═════ Input
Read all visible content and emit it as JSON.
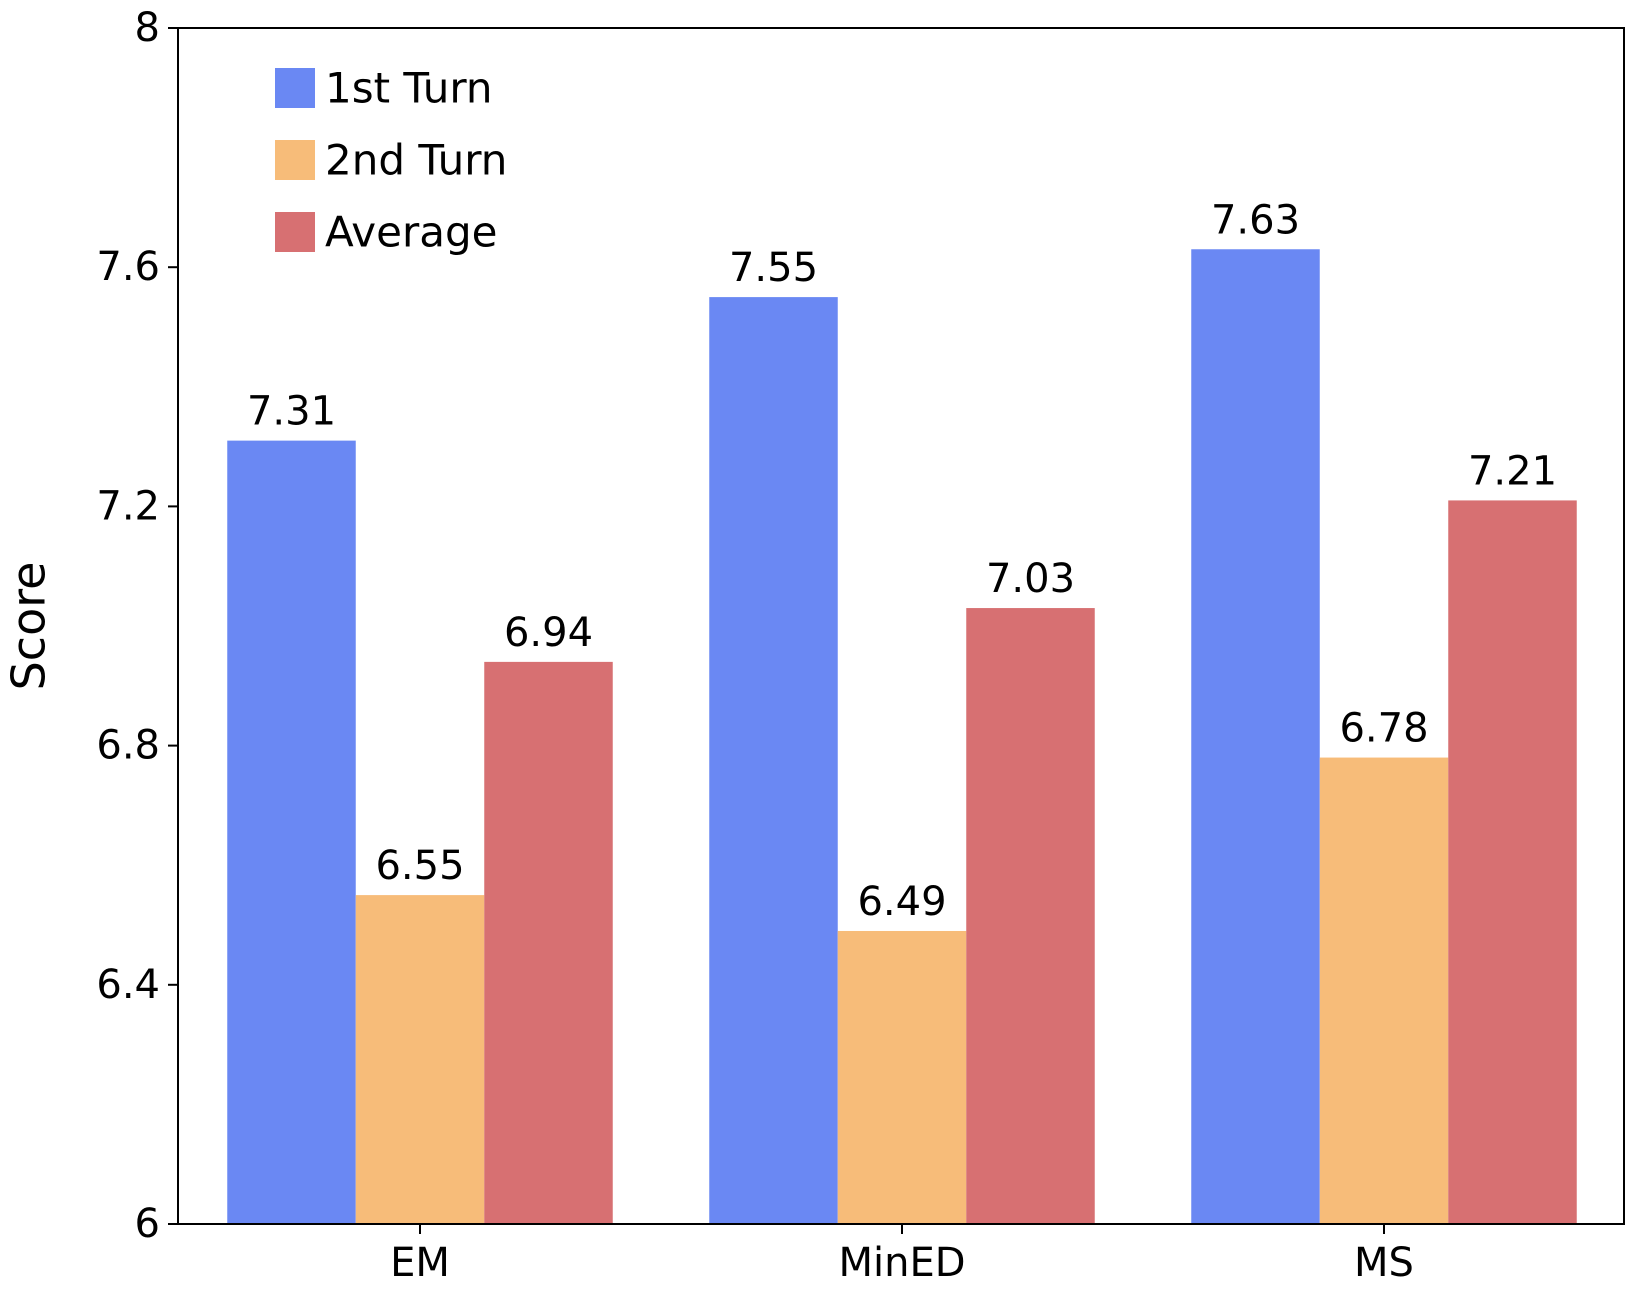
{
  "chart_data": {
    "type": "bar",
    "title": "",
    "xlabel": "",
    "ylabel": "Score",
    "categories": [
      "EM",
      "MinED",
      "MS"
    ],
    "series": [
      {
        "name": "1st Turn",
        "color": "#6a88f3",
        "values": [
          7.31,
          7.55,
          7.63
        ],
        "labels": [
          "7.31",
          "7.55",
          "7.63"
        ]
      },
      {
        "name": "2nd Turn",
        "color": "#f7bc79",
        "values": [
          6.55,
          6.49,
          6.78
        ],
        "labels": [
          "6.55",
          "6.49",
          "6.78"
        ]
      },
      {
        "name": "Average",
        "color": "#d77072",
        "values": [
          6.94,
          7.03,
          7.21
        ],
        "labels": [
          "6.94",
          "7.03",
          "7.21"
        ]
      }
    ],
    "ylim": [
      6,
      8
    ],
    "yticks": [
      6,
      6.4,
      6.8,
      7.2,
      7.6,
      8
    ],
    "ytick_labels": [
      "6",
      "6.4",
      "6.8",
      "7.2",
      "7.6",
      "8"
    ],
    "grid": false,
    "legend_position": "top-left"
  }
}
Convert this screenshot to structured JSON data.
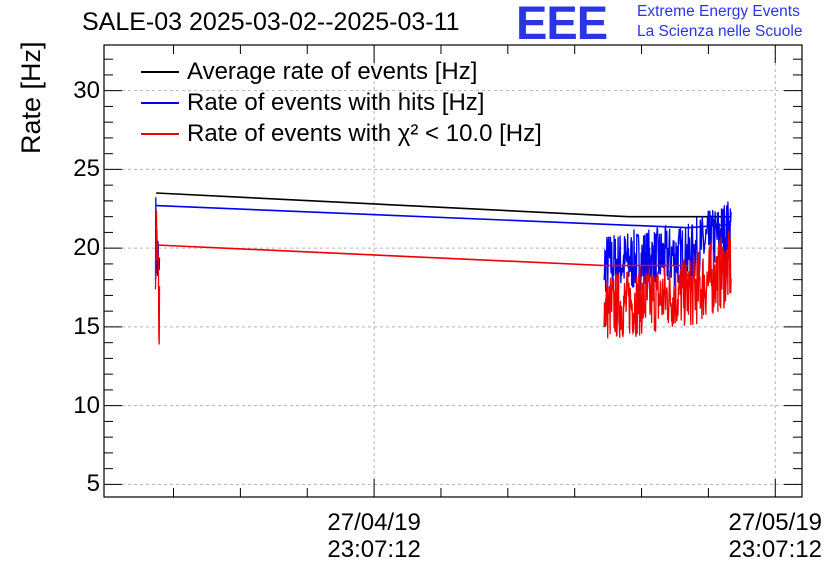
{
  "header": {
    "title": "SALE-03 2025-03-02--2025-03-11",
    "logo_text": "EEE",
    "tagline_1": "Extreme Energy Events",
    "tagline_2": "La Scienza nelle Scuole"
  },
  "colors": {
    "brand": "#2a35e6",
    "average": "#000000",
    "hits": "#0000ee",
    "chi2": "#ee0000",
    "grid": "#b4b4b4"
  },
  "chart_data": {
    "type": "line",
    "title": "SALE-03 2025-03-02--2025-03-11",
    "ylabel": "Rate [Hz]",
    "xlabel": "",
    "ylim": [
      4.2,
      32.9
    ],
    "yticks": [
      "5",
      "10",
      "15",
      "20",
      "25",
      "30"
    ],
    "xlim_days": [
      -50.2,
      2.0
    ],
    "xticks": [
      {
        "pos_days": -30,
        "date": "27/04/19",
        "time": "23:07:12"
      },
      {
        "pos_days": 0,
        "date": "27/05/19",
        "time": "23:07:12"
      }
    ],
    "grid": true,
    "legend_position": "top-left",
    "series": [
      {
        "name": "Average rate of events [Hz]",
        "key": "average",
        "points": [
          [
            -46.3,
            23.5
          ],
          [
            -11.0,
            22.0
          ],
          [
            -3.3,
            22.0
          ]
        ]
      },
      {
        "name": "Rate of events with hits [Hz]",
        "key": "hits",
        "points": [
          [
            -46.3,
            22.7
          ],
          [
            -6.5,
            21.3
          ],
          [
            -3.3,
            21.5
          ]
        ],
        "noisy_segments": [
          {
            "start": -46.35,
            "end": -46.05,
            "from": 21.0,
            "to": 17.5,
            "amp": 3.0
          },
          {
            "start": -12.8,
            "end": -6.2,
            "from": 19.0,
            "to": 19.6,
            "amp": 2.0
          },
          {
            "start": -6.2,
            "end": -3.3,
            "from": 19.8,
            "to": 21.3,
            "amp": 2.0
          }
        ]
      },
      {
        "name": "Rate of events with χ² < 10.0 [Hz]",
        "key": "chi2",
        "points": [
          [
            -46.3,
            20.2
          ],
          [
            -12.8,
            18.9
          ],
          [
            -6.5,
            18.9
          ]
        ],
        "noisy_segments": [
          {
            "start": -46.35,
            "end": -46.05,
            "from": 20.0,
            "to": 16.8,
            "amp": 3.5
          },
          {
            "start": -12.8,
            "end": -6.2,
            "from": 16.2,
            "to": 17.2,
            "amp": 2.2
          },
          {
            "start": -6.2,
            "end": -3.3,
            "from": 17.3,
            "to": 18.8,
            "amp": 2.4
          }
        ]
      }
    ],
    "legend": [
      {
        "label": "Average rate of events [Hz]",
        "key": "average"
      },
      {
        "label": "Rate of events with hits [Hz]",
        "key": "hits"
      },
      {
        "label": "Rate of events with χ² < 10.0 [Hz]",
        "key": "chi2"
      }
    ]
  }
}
══════════
__Set exercise__. Extract all lines that hold the word "with".

__Exercise solution__.
        "name": "Rate of events with hits [Hz]",
        "name": "Rate of events with χ² < 10.0 [Hz]",
        "label": "Rate of events with hits [Hz]",
        "label": "Rate of events with χ² < 10.0 [Hz]",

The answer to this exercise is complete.